(STATED GOAL) Leave the pictures out. Return all other data exactly.

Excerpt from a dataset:
● ● ●

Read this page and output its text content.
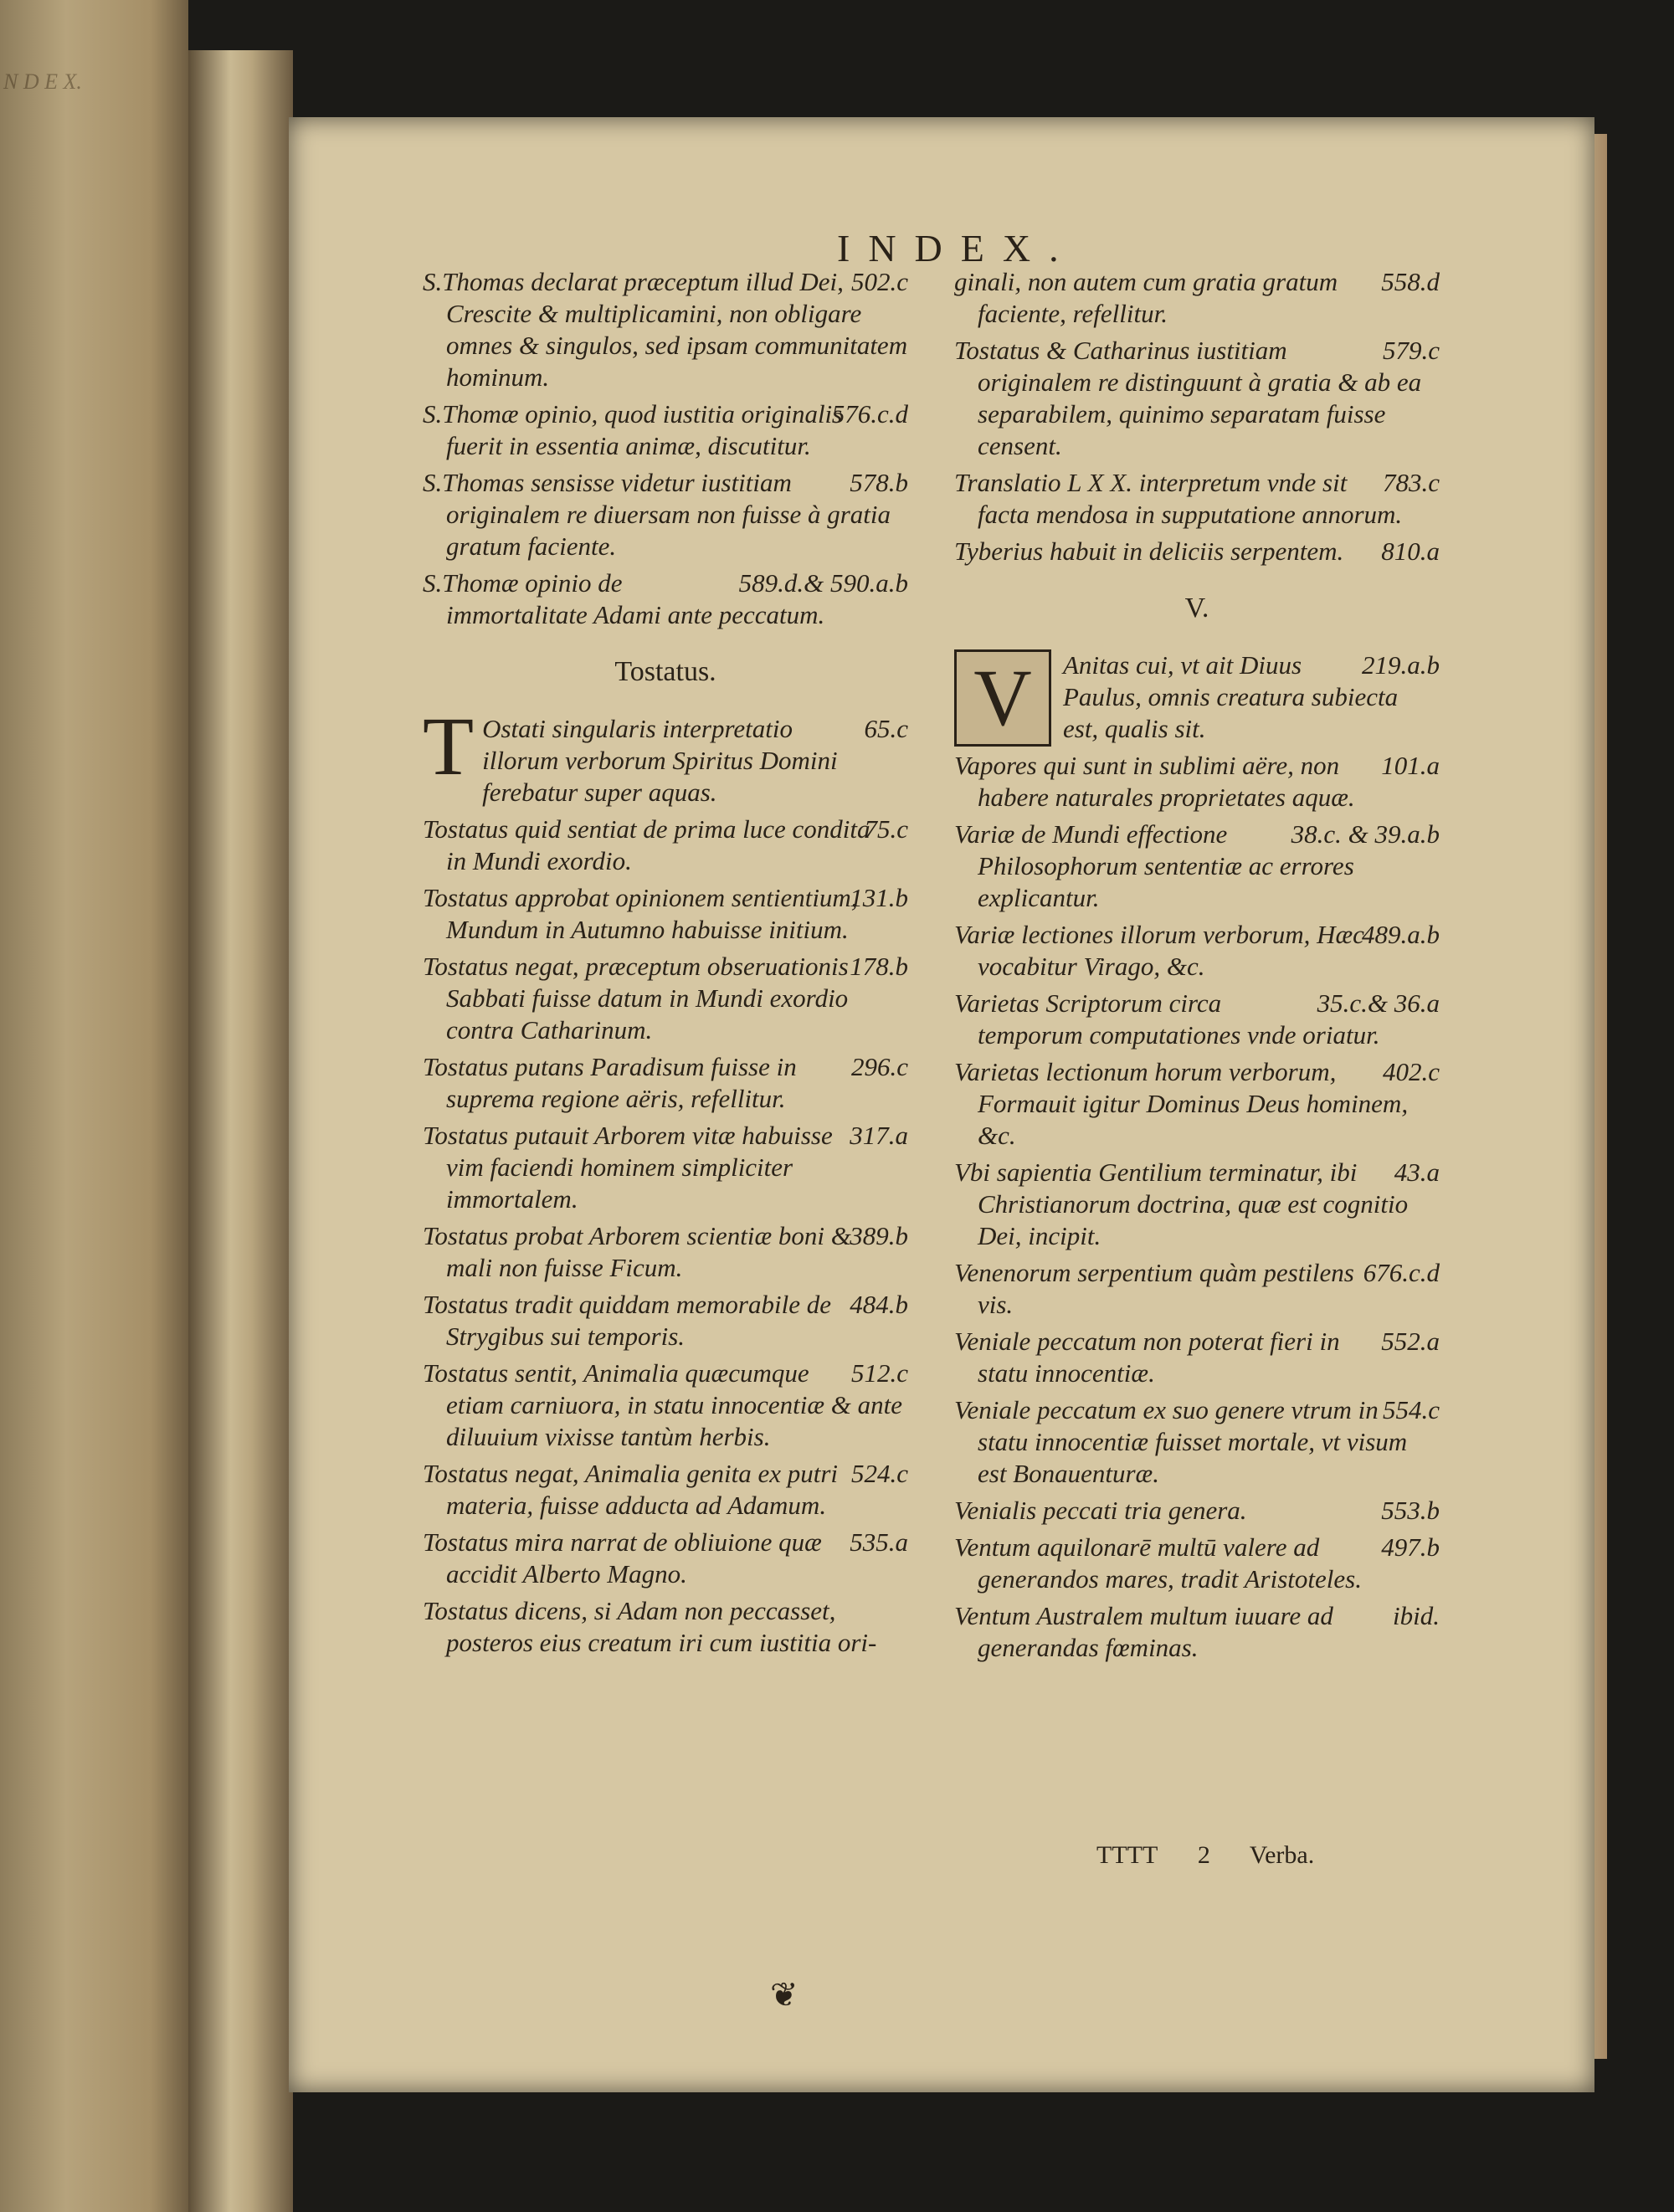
N D E X.
INDEX.
502.c
S.Thomas declarat præceptum illud Dei, Crescite & multiplicamini, non obligare omnes & singulos, sed ipsam communitatem hominum.
576.c.d
S.Thomæ opinio, quod iustitia originalis fuerit in essentia animæ, discutitur.
578.b
S.Thomas sensisse videtur iustitiam originalem re diuersam non fuisse à gratia gratum faciente.
589.d.& 590.a.b
S.Thomæ opinio de immortalitate Adami ante peccatum.
Tostatus.
T	65.c
Ostati singularis interpretatio illorum verborum Spiritus Domini ferebatur super aquas.
75.c
Tostatus quid sentiat de prima luce condita in Mundi exordio.
131.b
Tostatus approbat opinionem sentientium, Mundum in Autumno habuisse initium.
178.b
Tostatus negat, præceptum obseruationis Sabbati fuisse datum in Mundi exordio contra Catharinum.
296.c
Tostatus putans Paradisum fuisse in suprema regione aëris, refellitur.
317.a
Tostatus putauit Arborem vitæ habuisse vim faciendi hominem simpliciter immortalem.
389.b
Tostatus probat Arborem scientiæ boni & mali non fuisse Ficum.
484.b
Tostatus tradit quiddam memorabile de Strygibus sui temporis.
512.c
Tostatus sentit, Animalia quæcumque etiam carniuora, in statu innocentiæ & ante diluuium vixisse tantùm herbis.
524.c
Tostatus negat, Animalia genita ex putri materia, fuisse adducta ad Adamum.
535.a
Tostatus mira narrat de obliuione quæ accidit Alberto Magno.
Tostatus dicens, si Adam non peccasset, posteros eius creatum iri cum iustitia ori-
558.d
ginali, non autem cum gratia gratum faciente, refellitur.
579.c
Tostatus & Catharinus iustitiam originalem re distinguunt à gratia & ab ea separabilem, quinimo separatam fuisse censent.
783.c
Translatio L X X. interpretum vnde sit facta mendosa in supputatione annorum.
810.a
Tyberius habuit in deliciis serpentem.
V.
V	219.a.b
Anitas cui, vt ait Diuus Paulus, omnis creatura subiecta est, qualis sit.
101.a
Vapores qui sunt in sublimi aëre, non habere naturales proprietates aquæ.
38.c. & 39.a.b
Variæ de Mundi effectione Philosophorum sententiæ ac errores explicantur.
489.a.b
Variæ lectiones illorum verborum, Hæc vocabitur Virago, &c.
35.c.& 36.a
Varietas Scriptorum circa temporum computationes vnde oriatur.
402.c
Varietas lectionum horum verborum, Formauit igitur Dominus Deus hominem, &c.
43.a
Vbi sapientia Gentilium terminatur, ibi Christianorum doctrina, quæ est cognitio Dei, incipit.
676.c.d
Venenorum serpentium quàm pestilens vis.
552.a
Veniale peccatum non poterat fieri in statu innocentiæ.
554.c
Veniale peccatum ex suo genere vtrum in statu innocentiæ fuisset mortale, vt visum est Bonauenturæ.
553.b
Venialis peccati tria genera.
497.b
Ventum aquilonarē multū valere ad generandos mares, tradit Aristoteles.
ibid.
Ventum Australem multum iuuare ad generandas fœminas.
TTTT 2 Verba.
❦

● ● ●

(THE REPLY)
Read this page and output its text content.
N D E X.
INDEX.
502.c
S.Thomas declarat præceptum illud Dei, Crescite & multiplicamini, non obligare omnes & singulos, sed ipsam communitatem hominum.
576.c.d
S.Thomæ opinio, quod iustitia originalis fuerit in essentia animæ, discutitur.
578.b
S.Thomas sensisse videtur iustitiam originalem re diuersam non fuisse à gratia gratum faciente.
589.d.& 590.a.b
S.Thomæ opinio de immortalitate Adami ante peccatum.
Tostatus.
T	65.c
Ostati singularis interpretatio illorum verborum Spiritus Domini ferebatur super aquas.
75.c
Tostatus quid sentiat de prima luce condita in Mundi exordio.
131.b
Tostatus approbat opinionem sentientium, Mundum in Autumno habuisse initium.
178.b
Tostatus negat, præceptum obseruationis Sabbati fuisse datum in Mundi exordio contra Catharinum.
296.c
Tostatus putans Paradisum fuisse in suprema regione aëris, refellitur.
317.a
Tostatus putauit Arborem vitæ habuisse vim faciendi hominem simpliciter immortalem.
389.b
Tostatus probat Arborem scientiæ boni & mali non fuisse Ficum.
484.b
Tostatus tradit quiddam memorabile de Strygibus sui temporis.
512.c
Tostatus sentit, Animalia quæcumque etiam carniuora, in statu innocentiæ & ante diluuium vixisse tantùm herbis.
524.c
Tostatus negat, Animalia genita ex putri materia, fuisse adducta ad Adamum.
535.a
Tostatus mira narrat de obliuione quæ accidit Alberto Magno.
Tostatus dicens, si Adam non peccasset, posteros eius creatum iri cum iustitia ori-
558.d
ginali, non autem cum gratia gratum faciente, refellitur.
579.c
Tostatus & Catharinus iustitiam originalem re distinguunt à gratia & ab ea separabilem, quinimo separatam fuisse censent.
783.c
Translatio L X X. interpretum vnde sit facta mendosa in supputatione annorum.
810.a
Tyberius habuit in deliciis serpentem.
V.
V	219.a.b
Anitas cui, vt ait Diuus Paulus, omnis creatura subiecta est, qualis sit.
101.a
Vapores qui sunt in sublimi aëre, non habere naturales proprietates aquæ.
38.c. & 39.a.b
Variæ de Mundi effectione Philosophorum sententiæ ac errores explicantur.
489.a.b
Variæ lectiones illorum verborum, Hæc vocabitur Virago, &c.
35.c.& 36.a
Varietas Scriptorum circa temporum computationes vnde oriatur.
402.c
Varietas lectionum horum verborum, Formauit igitur Dominus Deus hominem, &c.
43.a
Vbi sapientia Gentilium terminatur, ibi Christianorum doctrina, quæ est cognitio Dei, incipit.
676.c.d
Venenorum serpentium quàm pestilens vis.
552.a
Veniale peccatum non poterat fieri in statu innocentiæ.
554.c
Veniale peccatum ex suo genere vtrum in statu innocentiæ fuisset mortale, vt visum est Bonauenturæ.
553.b
Venialis peccati tria genera.
497.b
Ventum aquilonarē multū valere ad generandos mares, tradit Aristoteles.
ibid.
Ventum Australem multum iuuare ad generandas fœminas.
TTTT 2 Verba.
❦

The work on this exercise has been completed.